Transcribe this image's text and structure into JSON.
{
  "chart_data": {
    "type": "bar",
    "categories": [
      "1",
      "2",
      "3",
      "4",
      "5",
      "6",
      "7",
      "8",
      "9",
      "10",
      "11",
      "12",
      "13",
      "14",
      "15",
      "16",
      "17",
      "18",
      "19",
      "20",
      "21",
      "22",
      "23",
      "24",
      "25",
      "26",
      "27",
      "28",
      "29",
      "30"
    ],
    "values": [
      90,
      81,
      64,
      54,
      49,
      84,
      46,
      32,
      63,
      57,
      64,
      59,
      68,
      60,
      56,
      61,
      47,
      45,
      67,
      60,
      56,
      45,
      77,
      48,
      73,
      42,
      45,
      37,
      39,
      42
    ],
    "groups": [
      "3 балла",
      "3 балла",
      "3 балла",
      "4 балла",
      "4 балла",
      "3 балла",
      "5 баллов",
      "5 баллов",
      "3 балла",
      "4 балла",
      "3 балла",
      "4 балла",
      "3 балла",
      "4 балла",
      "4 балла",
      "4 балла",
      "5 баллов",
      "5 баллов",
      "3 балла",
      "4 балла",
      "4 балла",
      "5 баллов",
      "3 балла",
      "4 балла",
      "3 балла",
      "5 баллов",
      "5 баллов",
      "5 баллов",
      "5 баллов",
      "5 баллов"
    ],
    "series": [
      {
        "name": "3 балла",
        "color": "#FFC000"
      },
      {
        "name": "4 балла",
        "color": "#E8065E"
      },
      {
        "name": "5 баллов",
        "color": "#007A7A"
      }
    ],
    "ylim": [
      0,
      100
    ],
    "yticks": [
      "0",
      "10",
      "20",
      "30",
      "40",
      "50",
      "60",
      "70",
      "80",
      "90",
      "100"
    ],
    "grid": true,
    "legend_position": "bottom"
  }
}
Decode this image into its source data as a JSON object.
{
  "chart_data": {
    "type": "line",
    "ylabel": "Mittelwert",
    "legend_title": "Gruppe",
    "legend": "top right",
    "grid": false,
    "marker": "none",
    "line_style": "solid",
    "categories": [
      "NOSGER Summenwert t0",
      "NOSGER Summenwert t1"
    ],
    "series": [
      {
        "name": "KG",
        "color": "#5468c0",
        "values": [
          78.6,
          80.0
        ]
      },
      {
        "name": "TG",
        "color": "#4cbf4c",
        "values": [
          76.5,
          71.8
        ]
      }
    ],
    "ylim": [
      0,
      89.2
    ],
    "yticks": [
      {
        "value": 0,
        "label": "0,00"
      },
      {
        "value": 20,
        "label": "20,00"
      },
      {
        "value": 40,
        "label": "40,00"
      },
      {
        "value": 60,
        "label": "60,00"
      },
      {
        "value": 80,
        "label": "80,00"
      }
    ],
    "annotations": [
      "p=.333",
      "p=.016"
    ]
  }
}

##########

**PROBLEM TO WORK ON:** Nothing should be changed: write out all of the data as is.

**ANSWER FOR THIS EXERCISE:**
Transcribe this image's text and structure into JSON.
{
  "chart_data": {
    "type": "bar",
    "categories": [
      "1",
      "2",
      "3",
      "4",
      "5",
      "6",
      "7",
      "8",
      "9",
      "10",
      "11",
      "12",
      "13",
      "14",
      "15",
      "16",
      "17",
      "18",
      "19",
      "20",
      "21",
      "22",
      "23",
      "24",
      "25",
      "26",
      "27",
      "28",
      "29",
      "30"
    ],
    "values": [
      90,
      81,
      64,
      54,
      49,
      84,
      46,
      32,
      63,
      57,
      64,
      59,
      68,
      60,
      56,
      61,
      47,
      45,
      67,
      60,
      56,
      45,
      77,
      48,
      73,
      42,
      45,
      37,
      39,
      42
    ],
    "groups": [
      "3 балла",
      "3 балла",
      "3 балла",
      "4 балла",
      "4 балла",
      "3 балла",
      "5 баллов",
      "5 баллов",
      "3 балла",
      "4 балла",
      "3 балла",
      "4 балла",
      "3 балла",
      "4 балла",
      "4 балла",
      "4 балла",
      "5 баллов",
      "5 баллов",
      "3 балла",
      "4 балла",
      "4 балла",
      "5 баллов",
      "3 балла",
      "4 балла",
      "3 балла",
      "5 баллов",
      "5 баллов",
      "5 баллов",
      "5 баллов",
      "5 баллов"
    ],
    "series": [
      {
        "name": "3 балла",
        "color": "#FFC000"
      },
      {
        "name": "4 балла",
        "color": "#E8065E"
      },
      {
        "name": "5 баллов",
        "color": "#007A7A"
      }
    ],
    "ylim": [
      0,
      100
    ],
    "yticks": [
      "0",
      "10",
      "20",
      "30",
      "40",
      "50",
      "60",
      "70",
      "80",
      "90",
      "100"
    ],
    "grid": true,
    "legend_position": "bottom"
  }
}
Decode this image into its source data as a JSON object.
{
  "chart_data": {
    "type": "line",
    "ylabel": "Mittelwert",
    "legend_title": "Gruppe",
    "legend": "top right",
    "grid": false,
    "marker": "none",
    "line_style": "solid",
    "categories": [
      "NOSGER Summenwert t0",
      "NOSGER Summenwert t1"
    ],
    "series": [
      {
        "name": "KG",
        "color": "#5468c0",
        "values": [
          78.6,
          80.0
        ]
      },
      {
        "name": "TG",
        "color": "#4cbf4c",
        "values": [
          76.5,
          71.8
        ]
      }
    ],
    "ylim": [
      0,
      89.2
    ],
    "yticks": [
      {
        "value": 0,
        "label": "0,00"
      },
      {
        "value": 20,
        "label": "20,00"
      },
      {
        "value": 40,
        "label": "40,00"
      },
      {
        "value": 60,
        "label": "60,00"
      },
      {
        "value": 80,
        "label": "80,00"
      }
    ],
    "annotations": [
      "p=.333",
      "p=.016"
    ]
  }
}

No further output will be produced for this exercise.